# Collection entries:
▼
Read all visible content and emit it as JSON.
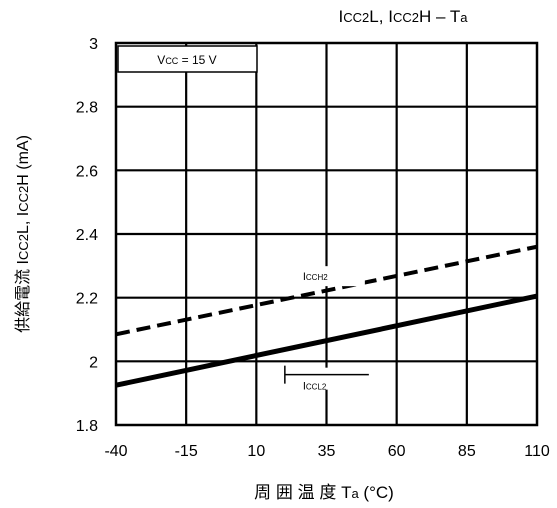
{
  "chart_data": {
    "type": "line",
    "title": {
      "main": "I",
      "parts": [
        {
          "t": "I",
          "sub": false
        },
        {
          "t": "CC2",
          "sub": true
        },
        {
          "t": "L, ",
          "sub": false
        },
        {
          "t": "I",
          "sub": false
        },
        {
          "t": "CC2",
          "sub": true
        },
        {
          "t": "H – T",
          "sub": false
        },
        {
          "t": "a",
          "sub": true
        }
      ]
    },
    "xlabel": "周 囲 温 度 Ta (°C)",
    "ylabel_jp": "供給電流",
    "ylabel_sym": "ICC2L, ICC2H (mA)",
    "xlim": [
      -40,
      110
    ],
    "ylim": [
      1.8,
      3.0
    ],
    "xticks": [
      -40,
      -15,
      10,
      35,
      60,
      85,
      110
    ],
    "yticks": [
      1.8,
      2.0,
      2.2,
      2.4,
      2.6,
      2.8,
      3.0
    ],
    "ytick_labels": [
      "1.8",
      "2",
      "2.2",
      "2.4",
      "2.6",
      "2.8",
      "3"
    ],
    "grid": true,
    "condition_label": "VCC = 15 V",
    "series": [
      {
        "name": "ICCH2",
        "style": "dashed",
        "x": [
          -40,
          110
        ],
        "y": [
          2.085,
          2.36
        ]
      },
      {
        "name": "ICCL2",
        "style": "solid",
        "x": [
          -40,
          110
        ],
        "y": [
          1.925,
          2.205
        ]
      }
    ],
    "annotations": [
      {
        "series": "ICCH2",
        "text": "ICCH2",
        "at_x": 28,
        "at_y": 2.255
      },
      {
        "series": "ICCL2",
        "text": "ICCL2",
        "at_x": 28,
        "at_y": 1.955
      }
    ]
  }
}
▲
Without the pictures, write out the whole listing above exactly as it appears.

# OUTPUT BELOW:
Read all visible content and emit it as JSON.
{
  "chart_data": {
    "type": "line",
    "title": {
      "main": "I",
      "parts": [
        {
          "t": "I",
          "sub": false
        },
        {
          "t": "CC2",
          "sub": true
        },
        {
          "t": "L, ",
          "sub": false
        },
        {
          "t": "I",
          "sub": false
        },
        {
          "t": "CC2",
          "sub": true
        },
        {
          "t": "H – T",
          "sub": false
        },
        {
          "t": "a",
          "sub": true
        }
      ]
    },
    "xlabel": "周 囲 温 度 Ta (°C)",
    "ylabel_jp": "供給電流",
    "ylabel_sym": "ICC2L, ICC2H (mA)",
    "xlim": [
      -40,
      110
    ],
    "ylim": [
      1.8,
      3.0
    ],
    "xticks": [
      -40,
      -15,
      10,
      35,
      60,
      85,
      110
    ],
    "yticks": [
      1.8,
      2.0,
      2.2,
      2.4,
      2.6,
      2.8,
      3.0
    ],
    "ytick_labels": [
      "1.8",
      "2",
      "2.2",
      "2.4",
      "2.6",
      "2.8",
      "3"
    ],
    "grid": true,
    "condition_label": "VCC = 15 V",
    "series": [
      {
        "name": "ICCH2",
        "style": "dashed",
        "x": [
          -40,
          110
        ],
        "y": [
          2.085,
          2.36
        ]
      },
      {
        "name": "ICCL2",
        "style": "solid",
        "x": [
          -40,
          110
        ],
        "y": [
          1.925,
          2.205
        ]
      }
    ],
    "annotations": [
      {
        "series": "ICCH2",
        "text": "ICCH2",
        "at_x": 28,
        "at_y": 2.255
      },
      {
        "series": "ICCL2",
        "text": "ICCL2",
        "at_x": 28,
        "at_y": 1.955
      }
    ]
  }
}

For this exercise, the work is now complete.